Written request: Quote all of the entries word for word.

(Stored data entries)

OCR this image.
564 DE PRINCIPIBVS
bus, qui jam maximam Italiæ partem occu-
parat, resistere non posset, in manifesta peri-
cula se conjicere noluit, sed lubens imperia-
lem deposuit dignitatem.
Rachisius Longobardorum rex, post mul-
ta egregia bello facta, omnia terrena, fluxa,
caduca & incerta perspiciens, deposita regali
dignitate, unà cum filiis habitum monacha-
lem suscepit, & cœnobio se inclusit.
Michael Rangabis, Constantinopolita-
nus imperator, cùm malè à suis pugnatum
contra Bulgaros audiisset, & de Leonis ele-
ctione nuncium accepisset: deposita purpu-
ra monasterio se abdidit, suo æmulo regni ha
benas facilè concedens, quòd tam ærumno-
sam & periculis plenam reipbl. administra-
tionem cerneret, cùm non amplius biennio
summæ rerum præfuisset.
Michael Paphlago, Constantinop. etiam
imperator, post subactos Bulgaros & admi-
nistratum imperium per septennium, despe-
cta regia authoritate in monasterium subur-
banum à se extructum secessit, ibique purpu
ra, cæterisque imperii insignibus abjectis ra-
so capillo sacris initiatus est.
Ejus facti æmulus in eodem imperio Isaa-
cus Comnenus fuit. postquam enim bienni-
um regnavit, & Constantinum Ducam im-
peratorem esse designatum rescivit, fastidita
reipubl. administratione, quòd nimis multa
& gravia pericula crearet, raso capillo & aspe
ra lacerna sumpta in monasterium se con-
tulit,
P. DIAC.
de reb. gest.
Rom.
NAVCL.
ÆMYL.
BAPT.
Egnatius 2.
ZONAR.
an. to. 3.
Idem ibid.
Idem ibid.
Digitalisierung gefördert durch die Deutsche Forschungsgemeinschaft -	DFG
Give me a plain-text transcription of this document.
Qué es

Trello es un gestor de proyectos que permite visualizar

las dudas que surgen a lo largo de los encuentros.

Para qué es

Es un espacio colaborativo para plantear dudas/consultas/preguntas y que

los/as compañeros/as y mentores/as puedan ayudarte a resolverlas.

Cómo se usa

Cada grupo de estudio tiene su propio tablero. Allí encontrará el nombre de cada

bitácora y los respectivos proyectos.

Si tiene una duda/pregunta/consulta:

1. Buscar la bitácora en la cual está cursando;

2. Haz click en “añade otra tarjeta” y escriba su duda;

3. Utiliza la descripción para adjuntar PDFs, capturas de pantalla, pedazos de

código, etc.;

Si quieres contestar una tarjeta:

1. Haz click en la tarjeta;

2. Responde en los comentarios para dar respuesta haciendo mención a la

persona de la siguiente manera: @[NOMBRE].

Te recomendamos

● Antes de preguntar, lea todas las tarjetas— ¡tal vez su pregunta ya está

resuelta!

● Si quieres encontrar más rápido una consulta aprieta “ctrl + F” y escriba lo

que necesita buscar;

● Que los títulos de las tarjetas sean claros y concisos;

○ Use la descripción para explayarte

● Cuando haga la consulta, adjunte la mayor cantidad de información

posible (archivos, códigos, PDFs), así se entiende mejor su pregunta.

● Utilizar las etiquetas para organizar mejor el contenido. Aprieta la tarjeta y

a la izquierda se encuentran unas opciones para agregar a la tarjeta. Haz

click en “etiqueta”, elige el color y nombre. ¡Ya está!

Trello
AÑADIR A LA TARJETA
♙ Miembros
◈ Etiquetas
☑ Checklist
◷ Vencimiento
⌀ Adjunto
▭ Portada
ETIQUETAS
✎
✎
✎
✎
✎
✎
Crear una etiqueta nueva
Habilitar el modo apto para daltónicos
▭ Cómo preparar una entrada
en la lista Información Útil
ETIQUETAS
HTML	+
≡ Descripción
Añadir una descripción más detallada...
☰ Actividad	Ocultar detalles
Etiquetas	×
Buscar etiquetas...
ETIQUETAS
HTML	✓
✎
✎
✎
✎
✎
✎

Solution to this problem:
OCR this image.
564 DE PRINCIPIBVS
bus, qui jam maximam Italiæ partem occu-
parat, resistere non posset, in manifesta peri-
cula se conjicere noluit, sed lubens imperia-
lem deposuit dignitatem.
Rachisius Longobardorum rex, post mul-
ta egregia bello facta, omnia terrena, fluxa,
caduca & incerta perspiciens, deposita regali
dignitate, unà cum filiis habitum monacha-
lem suscepit, & cœnobio se inclusit.
Michael Rangabis, Constantinopolita-
nus imperator, cùm malè à suis pugnatum
contra Bulgaros audiisset, & de Leonis ele-
ctione nuncium accepisset: deposita purpu-
ra monasterio se abdidit, suo æmulo regni ha
benas facilè concedens, quòd tam ærumno-
sam & periculis plenam reipbl. administra-
tionem cerneret, cùm non amplius biennio
summæ rerum præfuisset.
Michael Paphlago, Constantinop. etiam
imperator, post subactos Bulgaros & admi-
nistratum imperium per septennium, despe-
cta regia authoritate in monasterium subur-
banum à se extructum secessit, ibique purpu
ra, cæterisque imperii insignibus abjectis ra-
so capillo sacris initiatus est.
Ejus facti æmulus in eodem imperio Isaa-
cus Comnenus fuit. postquam enim bienni-
um regnavit, & Constantinum Ducam im-
peratorem esse designatum rescivit, fastidita
reipubl. administratione, quòd nimis multa
& gravia pericula crearet, raso capillo & aspe
ra lacerna sumpta in monasterium se con-
tulit,
P. DIAC.
de reb. gest.
Rom.
NAVCL.
ÆMYL.
BAPT.
Egnatius 2.
ZONAR.
an. to. 3.
Idem ibid.
Idem ibid.
Digitalisierung gefördert durch die Deutsche Forschungsgemeinschaft -	DFG
Give me a plain-text transcription of this document.
Qué es

Trello es un gestor de proyectos que permite visualizar

las dudas que surgen a lo largo de los encuentros.

Para qué es

Es un espacio colaborativo para plantear dudas/consultas/preguntas y que

los/as compañeros/as y mentores/as puedan ayudarte a resolverlas.

Cómo se usa

Cada grupo de estudio tiene su propio tablero. Allí encontrará el nombre de cada

bitácora y los respectivos proyectos.

Si tiene una duda/pregunta/consulta:

1. Buscar la bitácora en la cual está cursando;

2. Haz click en “añade otra tarjeta” y escriba su duda;

3. Utiliza la descripción para adjuntar PDFs, capturas de pantalla, pedazos de

código, etc.;

Si quieres contestar una tarjeta:

1. Haz click en la tarjeta;

2. Responde en los comentarios para dar respuesta haciendo mención a la

persona de la siguiente manera: @[NOMBRE].

Te recomendamos

● Antes de preguntar, lea todas las tarjetas— ¡tal vez su pregunta ya está

resuelta!

● Si quieres encontrar más rápido una consulta aprieta “ctrl + F” y escriba lo

que necesita buscar;

● Que los títulos de las tarjetas sean claros y concisos;

○ Use la descripción para explayarte

● Cuando haga la consulta, adjunte la mayor cantidad de información

posible (archivos, códigos, PDFs), así se entiende mejor su pregunta.

● Utilizar las etiquetas para organizar mejor el contenido. Aprieta la tarjeta y

a la izquierda se encuentran unas opciones para agregar a la tarjeta. Haz

click en “etiqueta”, elige el color y nombre. ¡Ya está!

Trello
AÑADIR A LA TARJETA
♙ Miembros
◈ Etiquetas
☑ Checklist
◷ Vencimiento
⌀ Adjunto
▭ Portada
ETIQUETAS
✎
✎
✎
✎
✎
✎
Crear una etiqueta nueva
Habilitar el modo apto para daltónicos
▭ Cómo preparar una entrada
en la lista Información Útil
ETIQUETAS
HTML	+
≡ Descripción
Añadir una descripción más detallada...
☰ Actividad	Ocultar detalles
Etiquetas	×
Buscar etiquetas...
ETIQUETAS
HTML	✓
✎
✎
✎
✎
✎
✎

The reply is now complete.